*The task*: Every entry must be copied word for word.
= = = =
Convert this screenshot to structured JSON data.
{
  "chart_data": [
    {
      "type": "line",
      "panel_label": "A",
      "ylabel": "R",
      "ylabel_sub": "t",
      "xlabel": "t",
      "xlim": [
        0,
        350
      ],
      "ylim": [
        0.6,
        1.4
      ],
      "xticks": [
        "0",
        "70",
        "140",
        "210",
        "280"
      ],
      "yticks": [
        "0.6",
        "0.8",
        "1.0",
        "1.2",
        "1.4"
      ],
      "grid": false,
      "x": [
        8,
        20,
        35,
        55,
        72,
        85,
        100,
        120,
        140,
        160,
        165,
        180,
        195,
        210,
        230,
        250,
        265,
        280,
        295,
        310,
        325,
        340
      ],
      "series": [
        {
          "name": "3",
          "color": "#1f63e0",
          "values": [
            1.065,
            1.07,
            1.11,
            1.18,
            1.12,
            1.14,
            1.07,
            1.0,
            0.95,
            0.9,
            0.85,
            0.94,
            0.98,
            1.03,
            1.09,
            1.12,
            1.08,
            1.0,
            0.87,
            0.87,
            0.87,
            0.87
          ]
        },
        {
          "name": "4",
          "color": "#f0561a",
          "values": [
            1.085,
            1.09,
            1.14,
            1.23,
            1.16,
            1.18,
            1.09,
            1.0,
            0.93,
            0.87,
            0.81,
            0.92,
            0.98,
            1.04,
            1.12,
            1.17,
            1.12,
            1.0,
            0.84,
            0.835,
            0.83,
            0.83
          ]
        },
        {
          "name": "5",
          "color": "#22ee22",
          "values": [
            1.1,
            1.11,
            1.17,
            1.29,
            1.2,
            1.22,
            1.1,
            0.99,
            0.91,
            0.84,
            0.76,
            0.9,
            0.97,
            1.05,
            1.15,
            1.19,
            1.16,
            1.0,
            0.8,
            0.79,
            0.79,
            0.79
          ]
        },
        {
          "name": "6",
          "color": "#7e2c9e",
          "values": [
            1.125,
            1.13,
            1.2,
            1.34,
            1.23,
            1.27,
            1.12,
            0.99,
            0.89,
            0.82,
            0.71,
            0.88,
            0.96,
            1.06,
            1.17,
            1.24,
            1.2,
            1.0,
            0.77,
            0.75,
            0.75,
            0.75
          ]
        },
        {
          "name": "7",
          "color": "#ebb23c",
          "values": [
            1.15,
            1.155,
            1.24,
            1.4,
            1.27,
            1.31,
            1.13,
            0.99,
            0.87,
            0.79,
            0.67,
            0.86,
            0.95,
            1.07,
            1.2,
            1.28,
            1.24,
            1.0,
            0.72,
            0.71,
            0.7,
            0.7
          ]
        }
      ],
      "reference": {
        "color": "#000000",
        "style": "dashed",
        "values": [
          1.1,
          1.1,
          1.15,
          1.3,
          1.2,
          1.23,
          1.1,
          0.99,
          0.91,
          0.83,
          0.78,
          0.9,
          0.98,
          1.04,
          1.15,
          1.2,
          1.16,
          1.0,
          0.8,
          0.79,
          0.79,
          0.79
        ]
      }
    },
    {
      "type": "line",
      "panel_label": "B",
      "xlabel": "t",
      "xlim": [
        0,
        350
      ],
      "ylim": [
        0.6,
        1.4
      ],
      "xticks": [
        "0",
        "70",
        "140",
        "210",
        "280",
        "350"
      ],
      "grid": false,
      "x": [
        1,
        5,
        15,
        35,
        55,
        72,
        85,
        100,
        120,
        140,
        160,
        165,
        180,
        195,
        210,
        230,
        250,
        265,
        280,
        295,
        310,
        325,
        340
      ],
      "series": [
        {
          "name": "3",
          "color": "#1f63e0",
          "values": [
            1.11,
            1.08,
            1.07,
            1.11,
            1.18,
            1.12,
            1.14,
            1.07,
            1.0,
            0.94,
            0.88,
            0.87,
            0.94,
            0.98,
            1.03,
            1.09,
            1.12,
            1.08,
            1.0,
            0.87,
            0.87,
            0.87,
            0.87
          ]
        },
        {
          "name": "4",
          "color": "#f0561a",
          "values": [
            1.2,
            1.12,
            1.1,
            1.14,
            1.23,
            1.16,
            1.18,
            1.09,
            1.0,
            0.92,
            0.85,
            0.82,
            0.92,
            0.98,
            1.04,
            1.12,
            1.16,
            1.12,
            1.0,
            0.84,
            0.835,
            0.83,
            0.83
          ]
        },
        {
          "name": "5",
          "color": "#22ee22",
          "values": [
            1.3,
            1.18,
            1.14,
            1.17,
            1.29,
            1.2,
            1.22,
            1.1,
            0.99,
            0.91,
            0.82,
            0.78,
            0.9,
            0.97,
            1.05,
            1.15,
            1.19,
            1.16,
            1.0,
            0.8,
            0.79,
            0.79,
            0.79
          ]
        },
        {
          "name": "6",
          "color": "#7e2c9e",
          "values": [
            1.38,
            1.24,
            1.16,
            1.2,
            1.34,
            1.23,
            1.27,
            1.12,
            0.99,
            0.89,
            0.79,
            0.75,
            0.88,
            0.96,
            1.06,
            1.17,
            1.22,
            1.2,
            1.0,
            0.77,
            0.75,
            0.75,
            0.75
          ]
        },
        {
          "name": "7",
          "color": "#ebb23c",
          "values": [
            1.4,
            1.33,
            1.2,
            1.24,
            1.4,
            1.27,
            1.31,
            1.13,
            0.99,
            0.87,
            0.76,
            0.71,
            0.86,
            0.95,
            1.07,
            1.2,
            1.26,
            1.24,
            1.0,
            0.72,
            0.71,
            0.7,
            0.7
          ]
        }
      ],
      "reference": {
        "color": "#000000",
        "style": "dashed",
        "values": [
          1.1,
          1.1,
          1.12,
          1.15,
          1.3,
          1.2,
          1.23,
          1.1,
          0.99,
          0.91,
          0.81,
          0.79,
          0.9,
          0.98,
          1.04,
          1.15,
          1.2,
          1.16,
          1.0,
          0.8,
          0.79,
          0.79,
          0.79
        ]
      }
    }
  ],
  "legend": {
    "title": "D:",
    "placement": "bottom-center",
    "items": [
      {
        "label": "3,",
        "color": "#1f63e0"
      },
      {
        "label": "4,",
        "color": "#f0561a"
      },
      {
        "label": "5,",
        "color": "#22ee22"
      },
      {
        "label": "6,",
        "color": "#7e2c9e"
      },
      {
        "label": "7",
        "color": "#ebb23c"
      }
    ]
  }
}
= = = =
*Full solution*:
Convert this screenshot to structured JSON data.
{
  "chart_data": [
    {
      "type": "line",
      "panel_label": "A",
      "ylabel": "R",
      "ylabel_sub": "t",
      "xlabel": "t",
      "xlim": [
        0,
        350
      ],
      "ylim": [
        0.6,
        1.4
      ],
      "xticks": [
        "0",
        "70",
        "140",
        "210",
        "280"
      ],
      "yticks": [
        "0.6",
        "0.8",
        "1.0",
        "1.2",
        "1.4"
      ],
      "grid": false,
      "x": [
        8,
        20,
        35,
        55,
        72,
        85,
        100,
        120,
        140,
        160,
        165,
        180,
        195,
        210,
        230,
        250,
        265,
        280,
        295,
        310,
        325,
        340
      ],
      "series": [
        {
          "name": "3",
          "color": "#1f63e0",
          "values": [
            1.065,
            1.07,
            1.11,
            1.18,
            1.12,
            1.14,
            1.07,
            1.0,
            0.95,
            0.9,
            0.85,
            0.94,
            0.98,
            1.03,
            1.09,
            1.12,
            1.08,
            1.0,
            0.87,
            0.87,
            0.87,
            0.87
          ]
        },
        {
          "name": "4",
          "color": "#f0561a",
          "values": [
            1.085,
            1.09,
            1.14,
            1.23,
            1.16,
            1.18,
            1.09,
            1.0,
            0.93,
            0.87,
            0.81,
            0.92,
            0.98,
            1.04,
            1.12,
            1.17,
            1.12,
            1.0,
            0.84,
            0.835,
            0.83,
            0.83
          ]
        },
        {
          "name": "5",
          "color": "#22ee22",
          "values": [
            1.1,
            1.11,
            1.17,
            1.29,
            1.2,
            1.22,
            1.1,
            0.99,
            0.91,
            0.84,
            0.76,
            0.9,
            0.97,
            1.05,
            1.15,
            1.19,
            1.16,
            1.0,
            0.8,
            0.79,
            0.79,
            0.79
          ]
        },
        {
          "name": "6",
          "color": "#7e2c9e",
          "values": [
            1.125,
            1.13,
            1.2,
            1.34,
            1.23,
            1.27,
            1.12,
            0.99,
            0.89,
            0.82,
            0.71,
            0.88,
            0.96,
            1.06,
            1.17,
            1.24,
            1.2,
            1.0,
            0.77,
            0.75,
            0.75,
            0.75
          ]
        },
        {
          "name": "7",
          "color": "#ebb23c",
          "values": [
            1.15,
            1.155,
            1.24,
            1.4,
            1.27,
            1.31,
            1.13,
            0.99,
            0.87,
            0.79,
            0.67,
            0.86,
            0.95,
            1.07,
            1.2,
            1.28,
            1.24,
            1.0,
            0.72,
            0.71,
            0.7,
            0.7
          ]
        }
      ],
      "reference": {
        "color": "#000000",
        "style": "dashed",
        "values": [
          1.1,
          1.1,
          1.15,
          1.3,
          1.2,
          1.23,
          1.1,
          0.99,
          0.91,
          0.83,
          0.78,
          0.9,
          0.98,
          1.04,
          1.15,
          1.2,
          1.16,
          1.0,
          0.8,
          0.79,
          0.79,
          0.79
        ]
      }
    },
    {
      "type": "line",
      "panel_label": "B",
      "xlabel": "t",
      "xlim": [
        0,
        350
      ],
      "ylim": [
        0.6,
        1.4
      ],
      "xticks": [
        "0",
        "70",
        "140",
        "210",
        "280",
        "350"
      ],
      "grid": false,
      "x": [
        1,
        5,
        15,
        35,
        55,
        72,
        85,
        100,
        120,
        140,
        160,
        165,
        180,
        195,
        210,
        230,
        250,
        265,
        280,
        295,
        310,
        325,
        340
      ],
      "series": [
        {
          "name": "3",
          "color": "#1f63e0",
          "values": [
            1.11,
            1.08,
            1.07,
            1.11,
            1.18,
            1.12,
            1.14,
            1.07,
            1.0,
            0.94,
            0.88,
            0.87,
            0.94,
            0.98,
            1.03,
            1.09,
            1.12,
            1.08,
            1.0,
            0.87,
            0.87,
            0.87,
            0.87
          ]
        },
        {
          "name": "4",
          "color": "#f0561a",
          "values": [
            1.2,
            1.12,
            1.1,
            1.14,
            1.23,
            1.16,
            1.18,
            1.09,
            1.0,
            0.92,
            0.85,
            0.82,
            0.92,
            0.98,
            1.04,
            1.12,
            1.16,
            1.12,
            1.0,
            0.84,
            0.835,
            0.83,
            0.83
          ]
        },
        {
          "name": "5",
          "color": "#22ee22",
          "values": [
            1.3,
            1.18,
            1.14,
            1.17,
            1.29,
            1.2,
            1.22,
            1.1,
            0.99,
            0.91,
            0.82,
            0.78,
            0.9,
            0.97,
            1.05,
            1.15,
            1.19,
            1.16,
            1.0,
            0.8,
            0.79,
            0.79,
            0.79
          ]
        },
        {
          "name": "6",
          "color": "#7e2c9e",
          "values": [
            1.38,
            1.24,
            1.16,
            1.2,
            1.34,
            1.23,
            1.27,
            1.12,
            0.99,
            0.89,
            0.79,
            0.75,
            0.88,
            0.96,
            1.06,
            1.17,
            1.22,
            1.2,
            1.0,
            0.77,
            0.75,
            0.75,
            0.75
          ]
        },
        {
          "name": "7",
          "color": "#ebb23c",
          "values": [
            1.4,
            1.33,
            1.2,
            1.24,
            1.4,
            1.27,
            1.31,
            1.13,
            0.99,
            0.87,
            0.76,
            0.71,
            0.86,
            0.95,
            1.07,
            1.2,
            1.26,
            1.24,
            1.0,
            0.72,
            0.71,
            0.7,
            0.7
          ]
        }
      ],
      "reference": {
        "color": "#000000",
        "style": "dashed",
        "values": [
          1.1,
          1.1,
          1.12,
          1.15,
          1.3,
          1.2,
          1.23,
          1.1,
          0.99,
          0.91,
          0.81,
          0.79,
          0.9,
          0.98,
          1.04,
          1.15,
          1.2,
          1.16,
          1.0,
          0.8,
          0.79,
          0.79,
          0.79
        ]
      }
    }
  ],
  "legend": {
    "title": "D:",
    "placement": "bottom-center",
    "items": [
      {
        "label": "3,",
        "color": "#1f63e0"
      },
      {
        "label": "4,",
        "color": "#f0561a"
      },
      {
        "label": "5,",
        "color": "#22ee22"
      },
      {
        "label": "6,",
        "color": "#7e2c9e"
      },
      {
        "label": "7",
        "color": "#ebb23c"
      }
    ]
  }
}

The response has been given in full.